╭─ SUPPLIED RECORDS

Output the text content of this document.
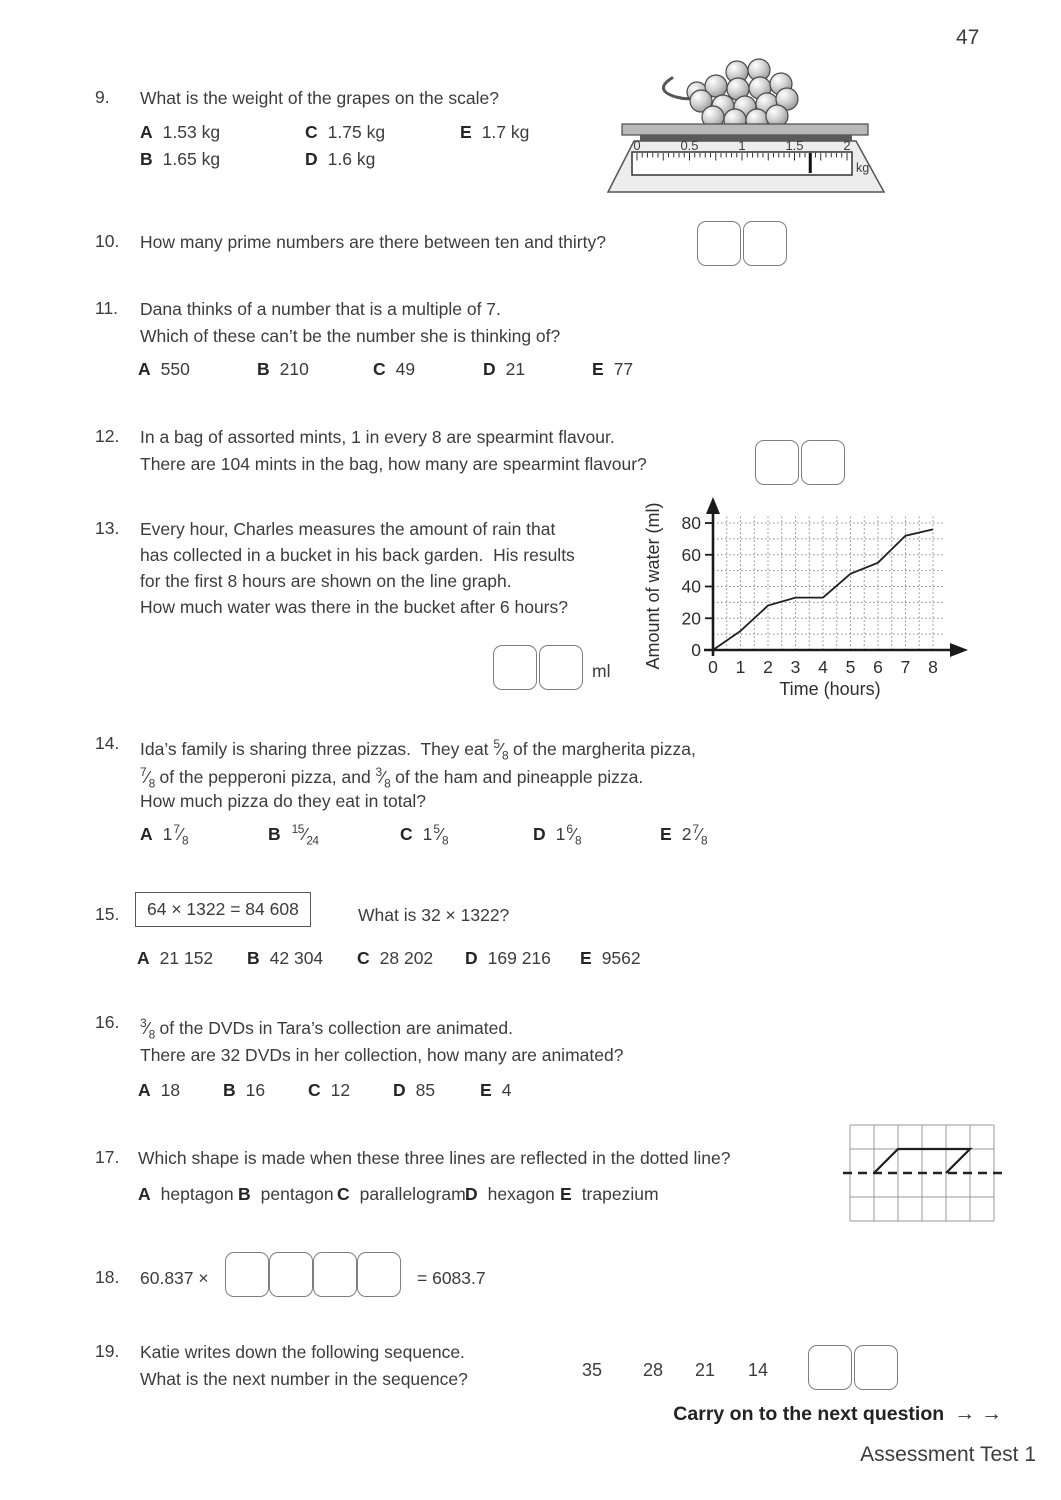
47
9. What is the weight of the grapes on the scale?
A 1.53 kg	C 1.75 kg	E 1.7 kg
B 1.65 kg	D 1.6 kg
0	0.5	1	1.5	2
kg
10. How many prime numbers are there between ten and thirty?
11. Dana thinks of a number that is a multiple of 7.
Which of these can’t be the number she is thinking of?
A 550	B 210	C 49	D 21	E 77
12. In a bag of assorted mints, 1 in every 8 are spearmint flavour.
There are 104 mints in the bag, how many are spearmint flavour?
13. Every hour, Charles measures the amount of rain that
has collected in a bucket in his back garden.  His results
for the first 8 hours are shown on the line graph.
How much water was there in the bucket after 6 hours?
ml
0
20
40
60
80
0 1 2 3 4 5 6 7 8
Time (hours)
Amount of water (ml)
14. Ida’s family is sharing three pizzas.  They eat $^5⁄_8$ of the margherita pizza,
$^7⁄_8$ of the pepperoni pizza, and $^3⁄_8$ of the ham and pineapple pizza.
How much pizza do they eat in total?
A $1^7⁄_8$	B $^{15}⁄_{24}$	C $1^5⁄_8$	D $1^6⁄_8$	E $2^7⁄_8$
15.	64 × 1322 = 84 608	What is 32 × 1322?
A 21 152 B 42 304 C 28 202 D 169 216 E 9562
16. $^3⁄_8$ of the DVDs in Tara’s collection are animated.
There are 32 DVDs in her collection, how many are animated?
A 18 B 16 C 12 D 85	E 4
17. Which shape is made when these three lines are reflected in the dotted line?
A heptagon B pentagon C parallelogramD hexagon E trapezium
18. 60.837 ×	= 6083.7
19. Katie writes down the following sequence.
What is the next number in the sequence?	35 28 21 14
Carry on to the next question → →
Assessment Test 1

╰─

**GIVEN REQUEST**
Scan the listing above for the word "animated" and copy every line that holds it.

**TASK OUTPUT**
16. $^3⁄_8$ of the DVDs in Tara’s collection are animated.
There are 32 DVDs in her collection, how many are animated?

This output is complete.